▸ Data entries:
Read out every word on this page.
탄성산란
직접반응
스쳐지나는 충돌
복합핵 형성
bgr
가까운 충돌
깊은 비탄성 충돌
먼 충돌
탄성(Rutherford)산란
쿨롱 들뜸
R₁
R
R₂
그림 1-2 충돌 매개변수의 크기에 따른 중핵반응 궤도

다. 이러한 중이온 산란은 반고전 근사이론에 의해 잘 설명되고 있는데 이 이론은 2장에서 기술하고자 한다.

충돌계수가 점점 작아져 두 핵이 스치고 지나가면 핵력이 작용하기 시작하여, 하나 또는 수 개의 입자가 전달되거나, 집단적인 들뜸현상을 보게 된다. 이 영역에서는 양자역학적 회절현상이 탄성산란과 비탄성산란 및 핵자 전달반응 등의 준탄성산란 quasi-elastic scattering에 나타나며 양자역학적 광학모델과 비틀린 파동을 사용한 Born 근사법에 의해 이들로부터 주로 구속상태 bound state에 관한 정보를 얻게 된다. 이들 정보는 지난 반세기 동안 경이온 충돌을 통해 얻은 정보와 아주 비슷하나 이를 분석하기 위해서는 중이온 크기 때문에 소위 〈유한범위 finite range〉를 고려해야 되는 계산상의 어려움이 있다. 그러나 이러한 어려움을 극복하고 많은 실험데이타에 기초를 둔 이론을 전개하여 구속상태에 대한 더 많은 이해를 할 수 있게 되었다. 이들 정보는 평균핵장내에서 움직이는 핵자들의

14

▸ Instructions to follow: Repeat the records exactly, including every line.

▸ Correct result:
Read out every word on this page.
탄성산란
직접반응
스쳐지나는 충돌
복합핵 형성
bgr
가까운 충돌
깊은 비탄성 충돌
먼 충돌
탄성(Rutherford)산란
쿨롱 들뜸
R₁
R
R₂
그림 1-2 충돌 매개변수의 크기에 따른 중핵반응 궤도

다. 이러한 중이온 산란은 반고전 근사이론에 의해 잘 설명되고 있는데 이 이론은 2장에서 기술하고자 한다.

충돌계수가 점점 작아져 두 핵이 스치고 지나가면 핵력이 작용하기 시작하여, 하나 또는 수 개의 입자가 전달되거나, 집단적인 들뜸현상을 보게 된다. 이 영역에서는 양자역학적 회절현상이 탄성산란과 비탄성산란 및 핵자 전달반응 등의 준탄성산란 quasi-elastic scattering에 나타나며 양자역학적 광학모델과 비틀린 파동을 사용한 Born 근사법에 의해 이들로부터 주로 구속상태 bound state에 관한 정보를 얻게 된다. 이들 정보는 지난 반세기 동안 경이온 충돌을 통해 얻은 정보와 아주 비슷하나 이를 분석하기 위해서는 중이온 크기 때문에 소위 〈유한범위 finite range〉를 고려해야 되는 계산상의 어려움이 있다. 그러나 이러한 어려움을 극복하고 많은 실험데이타에 기초를 둔 이론을 전개하여 구속상태에 대한 더 많은 이해를 할 수 있게 되었다. 이들 정보는 평균핵장내에서 움직이는 핵자들의

14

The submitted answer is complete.